Give back a single number, the count of lines containing the word "اولین".

##############################

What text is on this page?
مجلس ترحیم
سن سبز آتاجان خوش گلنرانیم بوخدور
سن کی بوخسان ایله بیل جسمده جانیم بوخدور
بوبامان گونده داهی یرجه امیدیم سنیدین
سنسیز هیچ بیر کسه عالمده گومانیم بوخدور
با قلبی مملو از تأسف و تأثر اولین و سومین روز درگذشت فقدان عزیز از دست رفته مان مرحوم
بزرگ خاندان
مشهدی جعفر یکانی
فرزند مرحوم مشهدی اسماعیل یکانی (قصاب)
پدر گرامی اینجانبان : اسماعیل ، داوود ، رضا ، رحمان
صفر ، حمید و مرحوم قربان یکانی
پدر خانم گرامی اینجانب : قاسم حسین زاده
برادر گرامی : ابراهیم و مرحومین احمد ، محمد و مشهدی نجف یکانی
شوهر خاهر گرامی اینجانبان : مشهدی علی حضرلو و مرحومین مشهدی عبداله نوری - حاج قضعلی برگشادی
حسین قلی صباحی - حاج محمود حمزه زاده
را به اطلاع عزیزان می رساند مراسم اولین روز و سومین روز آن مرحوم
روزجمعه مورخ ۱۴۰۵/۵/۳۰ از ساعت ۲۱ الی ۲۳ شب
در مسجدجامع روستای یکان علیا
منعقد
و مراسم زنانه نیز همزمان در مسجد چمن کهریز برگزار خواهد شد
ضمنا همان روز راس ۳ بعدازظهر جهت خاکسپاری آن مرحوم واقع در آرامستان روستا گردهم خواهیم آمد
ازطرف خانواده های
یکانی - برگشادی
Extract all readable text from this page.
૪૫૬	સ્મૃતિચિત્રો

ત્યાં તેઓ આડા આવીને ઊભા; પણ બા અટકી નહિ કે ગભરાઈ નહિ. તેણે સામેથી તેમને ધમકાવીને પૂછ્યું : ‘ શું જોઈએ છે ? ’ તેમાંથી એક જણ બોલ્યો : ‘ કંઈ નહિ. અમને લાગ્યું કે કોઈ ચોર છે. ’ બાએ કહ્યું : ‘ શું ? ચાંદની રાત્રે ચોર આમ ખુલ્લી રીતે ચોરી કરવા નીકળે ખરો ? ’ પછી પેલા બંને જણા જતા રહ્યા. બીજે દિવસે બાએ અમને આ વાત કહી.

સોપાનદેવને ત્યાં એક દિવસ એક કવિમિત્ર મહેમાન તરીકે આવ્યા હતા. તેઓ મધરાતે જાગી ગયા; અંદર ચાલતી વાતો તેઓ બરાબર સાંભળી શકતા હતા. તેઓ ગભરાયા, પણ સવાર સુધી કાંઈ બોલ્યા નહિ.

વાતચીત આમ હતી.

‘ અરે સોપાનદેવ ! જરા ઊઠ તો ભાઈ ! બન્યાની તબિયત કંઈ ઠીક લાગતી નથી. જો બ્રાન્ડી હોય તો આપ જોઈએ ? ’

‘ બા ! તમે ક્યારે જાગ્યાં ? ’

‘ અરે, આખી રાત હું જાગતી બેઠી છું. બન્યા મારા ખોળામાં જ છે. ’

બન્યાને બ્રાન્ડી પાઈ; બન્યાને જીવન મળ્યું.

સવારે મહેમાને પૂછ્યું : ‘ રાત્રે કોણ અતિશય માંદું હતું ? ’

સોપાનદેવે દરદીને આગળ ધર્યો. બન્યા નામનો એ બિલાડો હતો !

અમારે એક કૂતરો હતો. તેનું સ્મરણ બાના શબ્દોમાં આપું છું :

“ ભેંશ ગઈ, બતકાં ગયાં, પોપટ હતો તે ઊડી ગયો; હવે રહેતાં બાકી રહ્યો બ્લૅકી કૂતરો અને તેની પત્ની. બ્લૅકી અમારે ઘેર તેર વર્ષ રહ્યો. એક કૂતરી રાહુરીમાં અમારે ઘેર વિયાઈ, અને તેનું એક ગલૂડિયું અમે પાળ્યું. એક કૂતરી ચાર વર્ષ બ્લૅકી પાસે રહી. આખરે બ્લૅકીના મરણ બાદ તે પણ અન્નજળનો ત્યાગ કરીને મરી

##############################

**EXPECTED ANSWER**
2